- **WORK REQUIRED**
Word for word, copy all of the entries.

- **PROVIDED ENTRIES**
────────────────

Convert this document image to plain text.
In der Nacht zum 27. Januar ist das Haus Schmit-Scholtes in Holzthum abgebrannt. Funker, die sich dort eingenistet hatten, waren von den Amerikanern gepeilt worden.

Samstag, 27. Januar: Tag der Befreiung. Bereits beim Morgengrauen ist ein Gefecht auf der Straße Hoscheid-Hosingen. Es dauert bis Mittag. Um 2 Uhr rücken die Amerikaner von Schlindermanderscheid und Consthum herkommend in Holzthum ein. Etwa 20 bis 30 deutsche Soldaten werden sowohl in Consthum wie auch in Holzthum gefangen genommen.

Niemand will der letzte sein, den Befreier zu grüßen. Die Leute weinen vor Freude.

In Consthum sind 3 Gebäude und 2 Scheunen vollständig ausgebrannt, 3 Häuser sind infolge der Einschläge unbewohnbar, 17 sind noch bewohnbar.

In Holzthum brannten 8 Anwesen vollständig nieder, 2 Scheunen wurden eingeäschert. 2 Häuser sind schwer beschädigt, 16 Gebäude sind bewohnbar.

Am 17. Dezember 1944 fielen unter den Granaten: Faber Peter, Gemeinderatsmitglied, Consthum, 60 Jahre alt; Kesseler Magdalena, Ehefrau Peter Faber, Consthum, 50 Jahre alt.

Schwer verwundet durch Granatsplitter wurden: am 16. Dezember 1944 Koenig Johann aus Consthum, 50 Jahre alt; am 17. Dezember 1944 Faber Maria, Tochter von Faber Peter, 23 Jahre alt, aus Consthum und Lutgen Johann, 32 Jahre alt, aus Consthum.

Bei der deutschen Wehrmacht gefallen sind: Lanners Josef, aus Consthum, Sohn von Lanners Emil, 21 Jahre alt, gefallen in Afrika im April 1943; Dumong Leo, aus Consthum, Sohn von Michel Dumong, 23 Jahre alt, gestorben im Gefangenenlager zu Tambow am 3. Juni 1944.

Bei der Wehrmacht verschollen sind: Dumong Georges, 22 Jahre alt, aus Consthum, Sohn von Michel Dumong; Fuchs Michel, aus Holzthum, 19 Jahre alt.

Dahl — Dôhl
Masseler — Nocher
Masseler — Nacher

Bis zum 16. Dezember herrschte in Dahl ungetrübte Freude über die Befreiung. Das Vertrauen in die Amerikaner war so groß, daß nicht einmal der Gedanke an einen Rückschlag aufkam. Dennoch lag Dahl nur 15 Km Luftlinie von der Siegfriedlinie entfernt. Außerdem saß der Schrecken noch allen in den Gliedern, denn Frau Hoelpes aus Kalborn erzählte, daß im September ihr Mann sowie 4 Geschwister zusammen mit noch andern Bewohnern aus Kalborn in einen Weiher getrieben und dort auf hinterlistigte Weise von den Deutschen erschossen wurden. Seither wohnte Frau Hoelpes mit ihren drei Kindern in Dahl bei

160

────────────────

- **RESULT FOR THIS EXERCISE**
Convert this document image to plain text.
In der Nacht zum 27. Januar ist das Haus Schmit-Scholtes in Holzthum abgebrannt. Funker, die sich dort eingenistet hatten, waren von den Amerikanern gepeilt worden.

Samstag, 27. Januar: Tag der Befreiung. Bereits beim Morgengrauen ist ein Gefecht auf der Straße Hoscheid-Hosingen. Es dauert bis Mittag. Um 2 Uhr rücken die Amerikaner von Schlindermanderscheid und Consthum herkommend in Holzthum ein. Etwa 20 bis 30 deutsche Soldaten werden sowohl in Consthum wie auch in Holzthum gefangen genommen.

Niemand will der letzte sein, den Befreier zu grüßen. Die Leute weinen vor Freude.

In Consthum sind 3 Gebäude und 2 Scheunen vollständig ausgebrannt, 3 Häuser sind infolge der Einschläge unbewohnbar, 17 sind noch bewohnbar.

In Holzthum brannten 8 Anwesen vollständig nieder, 2 Scheunen wurden eingeäschert. 2 Häuser sind schwer beschädigt, 16 Gebäude sind bewohnbar.

Am 17. Dezember 1944 fielen unter den Granaten: Faber Peter, Gemeinderatsmitglied, Consthum, 60 Jahre alt; Kesseler Magdalena, Ehefrau Peter Faber, Consthum, 50 Jahre alt.

Schwer verwundet durch Granatsplitter wurden: am 16. Dezember 1944 Koenig Johann aus Consthum, 50 Jahre alt; am 17. Dezember 1944 Faber Maria, Tochter von Faber Peter, 23 Jahre alt, aus Consthum und Lutgen Johann, 32 Jahre alt, aus Consthum.

Bei der deutschen Wehrmacht gefallen sind: Lanners Josef, aus Consthum, Sohn von Lanners Emil, 21 Jahre alt, gefallen in Afrika im April 1943; Dumong Leo, aus Consthum, Sohn von Michel Dumong, 23 Jahre alt, gestorben im Gefangenenlager zu Tambow am 3. Juni 1944.

Bei der Wehrmacht verschollen sind: Dumong Georges, 22 Jahre alt, aus Consthum, Sohn von Michel Dumong; Fuchs Michel, aus Holzthum, 19 Jahre alt.

Dahl — Dôhl
Masseler — Nocher
Masseler — Nacher

Bis zum 16. Dezember herrschte in Dahl ungetrübte Freude über die Befreiung. Das Vertrauen in die Amerikaner war so groß, daß nicht einmal der Gedanke an einen Rückschlag aufkam. Dennoch lag Dahl nur 15 Km Luftlinie von der Siegfriedlinie entfernt. Außerdem saß der Schrecken noch allen in den Gliedern, denn Frau Hoelpes aus Kalborn erzählte, daß im September ihr Mann sowie 4 Geschwister zusammen mit noch andern Bewohnern aus Kalborn in einen Weiher getrieben und dort auf hinterlistigte Weise von den Deutschen erschossen wurden. Seither wohnte Frau Hoelpes mit ihren drei Kindern in Dahl bei

160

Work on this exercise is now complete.